TASK GOAL: Can you write out the whole listing exactly?

Figure data in JSON
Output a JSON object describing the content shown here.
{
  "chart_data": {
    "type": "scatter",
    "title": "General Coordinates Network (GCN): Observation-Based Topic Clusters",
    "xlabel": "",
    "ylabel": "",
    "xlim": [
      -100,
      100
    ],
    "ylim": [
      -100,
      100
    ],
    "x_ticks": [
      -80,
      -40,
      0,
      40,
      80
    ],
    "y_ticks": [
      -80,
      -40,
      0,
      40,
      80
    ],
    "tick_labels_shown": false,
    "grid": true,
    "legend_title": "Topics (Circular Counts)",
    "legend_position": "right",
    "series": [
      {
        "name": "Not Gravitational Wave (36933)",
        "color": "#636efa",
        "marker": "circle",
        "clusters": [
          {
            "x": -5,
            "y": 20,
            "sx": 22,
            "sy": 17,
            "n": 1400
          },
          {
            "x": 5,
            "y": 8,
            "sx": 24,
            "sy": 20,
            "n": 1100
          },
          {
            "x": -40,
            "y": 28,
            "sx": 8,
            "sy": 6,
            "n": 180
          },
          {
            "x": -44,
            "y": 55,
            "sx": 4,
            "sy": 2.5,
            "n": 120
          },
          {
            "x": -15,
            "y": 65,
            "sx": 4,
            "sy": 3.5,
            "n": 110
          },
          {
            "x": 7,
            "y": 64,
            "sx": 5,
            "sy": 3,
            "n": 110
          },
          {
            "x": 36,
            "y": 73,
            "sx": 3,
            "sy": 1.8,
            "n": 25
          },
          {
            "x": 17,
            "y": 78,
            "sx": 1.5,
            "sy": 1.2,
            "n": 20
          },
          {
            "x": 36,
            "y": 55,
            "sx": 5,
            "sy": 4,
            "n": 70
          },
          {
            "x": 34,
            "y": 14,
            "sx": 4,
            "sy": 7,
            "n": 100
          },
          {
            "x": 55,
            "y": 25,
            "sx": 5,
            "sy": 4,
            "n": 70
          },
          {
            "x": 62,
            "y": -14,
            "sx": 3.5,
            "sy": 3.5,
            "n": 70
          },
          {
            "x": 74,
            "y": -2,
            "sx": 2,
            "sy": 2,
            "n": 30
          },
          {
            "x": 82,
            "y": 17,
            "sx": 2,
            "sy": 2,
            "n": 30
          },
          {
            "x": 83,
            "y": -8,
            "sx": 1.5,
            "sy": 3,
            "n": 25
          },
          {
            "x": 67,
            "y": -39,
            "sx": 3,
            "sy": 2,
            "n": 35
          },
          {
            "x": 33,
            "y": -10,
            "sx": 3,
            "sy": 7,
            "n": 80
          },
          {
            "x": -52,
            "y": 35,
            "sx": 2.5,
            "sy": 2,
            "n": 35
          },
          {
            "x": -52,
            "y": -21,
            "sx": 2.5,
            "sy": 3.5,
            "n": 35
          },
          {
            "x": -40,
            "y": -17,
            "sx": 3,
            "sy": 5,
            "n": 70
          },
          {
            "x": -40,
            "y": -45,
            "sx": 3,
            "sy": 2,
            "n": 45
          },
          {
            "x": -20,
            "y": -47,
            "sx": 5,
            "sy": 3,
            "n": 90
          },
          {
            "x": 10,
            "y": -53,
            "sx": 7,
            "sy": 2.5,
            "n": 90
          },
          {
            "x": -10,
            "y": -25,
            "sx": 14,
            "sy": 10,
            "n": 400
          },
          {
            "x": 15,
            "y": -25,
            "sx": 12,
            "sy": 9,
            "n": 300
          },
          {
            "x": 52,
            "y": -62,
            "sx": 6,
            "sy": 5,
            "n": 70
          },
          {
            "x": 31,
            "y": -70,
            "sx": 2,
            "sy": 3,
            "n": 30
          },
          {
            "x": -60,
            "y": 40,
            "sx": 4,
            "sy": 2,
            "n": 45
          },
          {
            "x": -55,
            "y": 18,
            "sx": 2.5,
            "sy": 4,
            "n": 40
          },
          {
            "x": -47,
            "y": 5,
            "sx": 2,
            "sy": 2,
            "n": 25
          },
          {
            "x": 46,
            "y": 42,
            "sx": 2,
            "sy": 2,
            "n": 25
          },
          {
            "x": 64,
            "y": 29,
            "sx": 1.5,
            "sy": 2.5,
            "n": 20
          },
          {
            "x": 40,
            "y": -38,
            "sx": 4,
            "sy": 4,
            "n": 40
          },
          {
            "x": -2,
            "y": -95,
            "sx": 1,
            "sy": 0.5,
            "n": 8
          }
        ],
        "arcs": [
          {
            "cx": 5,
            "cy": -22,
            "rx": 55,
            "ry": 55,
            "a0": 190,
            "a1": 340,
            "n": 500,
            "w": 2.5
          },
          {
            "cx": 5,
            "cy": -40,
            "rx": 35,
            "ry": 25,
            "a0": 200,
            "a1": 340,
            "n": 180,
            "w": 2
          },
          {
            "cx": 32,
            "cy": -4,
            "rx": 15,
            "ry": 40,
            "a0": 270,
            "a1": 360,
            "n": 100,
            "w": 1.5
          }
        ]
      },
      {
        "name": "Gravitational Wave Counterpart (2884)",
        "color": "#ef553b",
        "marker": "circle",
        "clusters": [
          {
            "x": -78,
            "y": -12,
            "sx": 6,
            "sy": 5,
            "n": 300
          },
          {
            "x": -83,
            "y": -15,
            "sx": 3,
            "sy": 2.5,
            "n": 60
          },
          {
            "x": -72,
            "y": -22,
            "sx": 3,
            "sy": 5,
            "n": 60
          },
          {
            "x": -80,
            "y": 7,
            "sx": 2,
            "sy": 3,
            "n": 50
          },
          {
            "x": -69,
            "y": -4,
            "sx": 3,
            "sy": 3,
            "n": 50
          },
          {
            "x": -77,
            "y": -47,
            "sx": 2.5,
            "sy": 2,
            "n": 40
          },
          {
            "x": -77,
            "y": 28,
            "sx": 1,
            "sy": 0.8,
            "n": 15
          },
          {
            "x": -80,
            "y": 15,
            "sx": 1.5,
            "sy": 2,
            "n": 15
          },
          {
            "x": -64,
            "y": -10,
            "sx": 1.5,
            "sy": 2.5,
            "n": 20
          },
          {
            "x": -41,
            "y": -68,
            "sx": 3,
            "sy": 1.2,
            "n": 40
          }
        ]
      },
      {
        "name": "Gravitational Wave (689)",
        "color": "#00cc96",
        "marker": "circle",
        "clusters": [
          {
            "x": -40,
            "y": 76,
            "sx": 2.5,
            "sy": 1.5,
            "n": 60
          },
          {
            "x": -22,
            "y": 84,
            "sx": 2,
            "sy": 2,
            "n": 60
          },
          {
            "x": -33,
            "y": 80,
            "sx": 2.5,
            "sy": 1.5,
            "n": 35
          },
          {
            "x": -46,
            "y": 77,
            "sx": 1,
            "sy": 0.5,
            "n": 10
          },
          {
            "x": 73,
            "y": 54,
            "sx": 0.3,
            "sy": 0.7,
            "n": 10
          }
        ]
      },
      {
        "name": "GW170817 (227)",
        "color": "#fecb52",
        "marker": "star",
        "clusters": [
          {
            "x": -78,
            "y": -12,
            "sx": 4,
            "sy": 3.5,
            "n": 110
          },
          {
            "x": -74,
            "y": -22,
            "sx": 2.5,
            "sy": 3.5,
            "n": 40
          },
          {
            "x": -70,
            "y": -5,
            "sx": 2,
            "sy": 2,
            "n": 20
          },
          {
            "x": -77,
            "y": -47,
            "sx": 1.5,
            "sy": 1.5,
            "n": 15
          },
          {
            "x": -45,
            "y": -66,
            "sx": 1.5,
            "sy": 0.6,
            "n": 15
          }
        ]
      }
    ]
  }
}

ANSWER FOR THE TASK:
Output a JSON object describing the content shown here.
{
  "chart_data": {
    "type": "scatter",
    "title": "General Coordinates Network (GCN): Observation-Based Topic Clusters",
    "xlabel": "",
    "ylabel": "",
    "xlim": [
      -100,
      100
    ],
    "ylim": [
      -100,
      100
    ],
    "x_ticks": [
      -80,
      -40,
      0,
      40,
      80
    ],
    "y_ticks": [
      -80,
      -40,
      0,
      40,
      80
    ],
    "tick_labels_shown": false,
    "grid": true,
    "legend_title": "Topics (Circular Counts)",
    "legend_position": "right",
    "series": [
      {
        "name": "Not Gravitational Wave (36933)",
        "color": "#636efa",
        "marker": "circle",
        "clusters": [
          {
            "x": -5,
            "y": 20,
            "sx": 22,
            "sy": 17,
            "n": 1400
          },
          {
            "x": 5,
            "y": 8,
            "sx": 24,
            "sy": 20,
            "n": 1100
          },
          {
            "x": -40,
            "y": 28,
            "sx": 8,
            "sy": 6,
            "n": 180
          },
          {
            "x": -44,
            "y": 55,
            "sx": 4,
            "sy": 2.5,
            "n": 120
          },
          {
            "x": -15,
            "y": 65,
            "sx": 4,
            "sy": 3.5,
            "n": 110
          },
          {
            "x": 7,
            "y": 64,
            "sx": 5,
            "sy": 3,
            "n": 110
          },
          {
            "x": 36,
            "y": 73,
            "sx": 3,
            "sy": 1.8,
            "n": 25
          },
          {
            "x": 17,
            "y": 78,
            "sx": 1.5,
            "sy": 1.2,
            "n": 20
          },
          {
            "x": 36,
            "y": 55,
            "sx": 5,
            "sy": 4,
            "n": 70
          },
          {
            "x": 34,
            "y": 14,
            "sx": 4,
            "sy": 7,
            "n": 100
          },
          {
            "x": 55,
            "y": 25,
            "sx": 5,
            "sy": 4,
            "n": 70
          },
          {
            "x": 62,
            "y": -14,
            "sx": 3.5,
            "sy": 3.5,
            "n": 70
          },
          {
            "x": 74,
            "y": -2,
            "sx": 2,
            "sy": 2,
            "n": 30
          },
          {
            "x": 82,
            "y": 17,
            "sx": 2,
            "sy": 2,
            "n": 30
          },
          {
            "x": 83,
            "y": -8,
            "sx": 1.5,
            "sy": 3,
            "n": 25
          },
          {
            "x": 67,
            "y": -39,
            "sx": 3,
            "sy": 2,
            "n": 35
          },
          {
            "x": 33,
            "y": -10,
            "sx": 3,
            "sy": 7,
            "n": 80
          },
          {
            "x": -52,
            "y": 35,
            "sx": 2.5,
            "sy": 2,
            "n": 35
          },
          {
            "x": -52,
            "y": -21,
            "sx": 2.5,
            "sy": 3.5,
            "n": 35
          },
          {
            "x": -40,
            "y": -17,
            "sx": 3,
            "sy": 5,
            "n": 70
          },
          {
            "x": -40,
            "y": -45,
            "sx": 3,
            "sy": 2,
            "n": 45
          },
          {
            "x": -20,
            "y": -47,
            "sx": 5,
            "sy": 3,
            "n": 90
          },
          {
            "x": 10,
            "y": -53,
            "sx": 7,
            "sy": 2.5,
            "n": 90
          },
          {
            "x": -10,
            "y": -25,
            "sx": 14,
            "sy": 10,
            "n": 400
          },
          {
            "x": 15,
            "y": -25,
            "sx": 12,
            "sy": 9,
            "n": 300
          },
          {
            "x": 52,
            "y": -62,
            "sx": 6,
            "sy": 5,
            "n": 70
          },
          {
            "x": 31,
            "y": -70,
            "sx": 2,
            "sy": 3,
            "n": 30
          },
          {
            "x": -60,
            "y": 40,
            "sx": 4,
            "sy": 2,
            "n": 45
          },
          {
            "x": -55,
            "y": 18,
            "sx": 2.5,
            "sy": 4,
            "n": 40
          },
          {
            "x": -47,
            "y": 5,
            "sx": 2,
            "sy": 2,
            "n": 25
          },
          {
            "x": 46,
            "y": 42,
            "sx": 2,
            "sy": 2,
            "n": 25
          },
          {
            "x": 64,
            "y": 29,
            "sx": 1.5,
            "sy": 2.5,
            "n": 20
          },
          {
            "x": 40,
            "y": -38,
            "sx": 4,
            "sy": 4,
            "n": 40
          },
          {
            "x": -2,
            "y": -95,
            "sx": 1,
            "sy": 0.5,
            "n": 8
          }
        ],
        "arcs": [
          {
            "cx": 5,
            "cy": -22,
            "rx": 55,
            "ry": 55,
            "a0": 190,
            "a1": 340,
            "n": 500,
            "w": 2.5
          },
          {
            "cx": 5,
            "cy": -40,
            "rx": 35,
            "ry": 25,
            "a0": 200,
            "a1": 340,
            "n": 180,
            "w": 2
          },
          {
            "cx": 32,
            "cy": -4,
            "rx": 15,
            "ry": 40,
            "a0": 270,
            "a1": 360,
            "n": 100,
            "w": 1.5
          }
        ]
      },
      {
        "name": "Gravitational Wave Counterpart (2884)",
        "color": "#ef553b",
        "marker": "circle",
        "clusters": [
          {
            "x": -78,
            "y": -12,
            "sx": 6,
            "sy": 5,
            "n": 300
          },
          {
            "x": -83,
            "y": -15,
            "sx": 3,
            "sy": 2.5,
            "n": 60
          },
          {
            "x": -72,
            "y": -22,
            "sx": 3,
            "sy": 5,
            "n": 60
          },
          {
            "x": -80,
            "y": 7,
            "sx": 2,
            "sy": 3,
            "n": 50
          },
          {
            "x": -69,
            "y": -4,
            "sx": 3,
            "sy": 3,
            "n": 50
          },
          {
            "x": -77,
            "y": -47,
            "sx": 2.5,
            "sy": 2,
            "n": 40
          },
          {
            "x": -77,
            "y": 28,
            "sx": 1,
            "sy": 0.8,
            "n": 15
          },
          {
            "x": -80,
            "y": 15,
            "sx": 1.5,
            "sy": 2,
            "n": 15
          },
          {
            "x": -64,
            "y": -10,
            "sx": 1.5,
            "sy": 2.5,
            "n": 20
          },
          {
            "x": -41,
            "y": -68,
            "sx": 3,
            "sy": 1.2,
            "n": 40
          }
        ]
      },
      {
        "name": "Gravitational Wave (689)",
        "color": "#00cc96",
        "marker": "circle",
        "clusters": [
          {
            "x": -40,
            "y": 76,
            "sx": 2.5,
            "sy": 1.5,
            "n": 60
          },
          {
            "x": -22,
            "y": 84,
            "sx": 2,
            "sy": 2,
            "n": 60
          },
          {
            "x": -33,
            "y": 80,
            "sx": 2.5,
            "sy": 1.5,
            "n": 35
          },
          {
            "x": -46,
            "y": 77,
            "sx": 1,
            "sy": 0.5,
            "n": 10
          },
          {
            "x": 73,
            "y": 54,
            "sx": 0.3,
            "sy": 0.7,
            "n": 10
          }
        ]
      },
      {
        "name": "GW170817 (227)",
        "color": "#fecb52",
        "marker": "star",
        "clusters": [
          {
            "x": -78,
            "y": -12,
            "sx": 4,
            "sy": 3.5,
            "n": 110
          },
          {
            "x": -74,
            "y": -22,
            "sx": 2.5,
            "sy": 3.5,
            "n": 40
          },
          {
            "x": -70,
            "y": -5,
            "sx": 2,
            "sy": 2,
            "n": 20
          },
          {
            "x": -77,
            "y": -47,
            "sx": 1.5,
            "sy": 1.5,
            "n": 15
          },
          {
            "x": -45,
            "y": -66,
            "sx": 1.5,
            "sy": 0.6,
            "n": 15
          }
        ]
      }
    ]
  }
}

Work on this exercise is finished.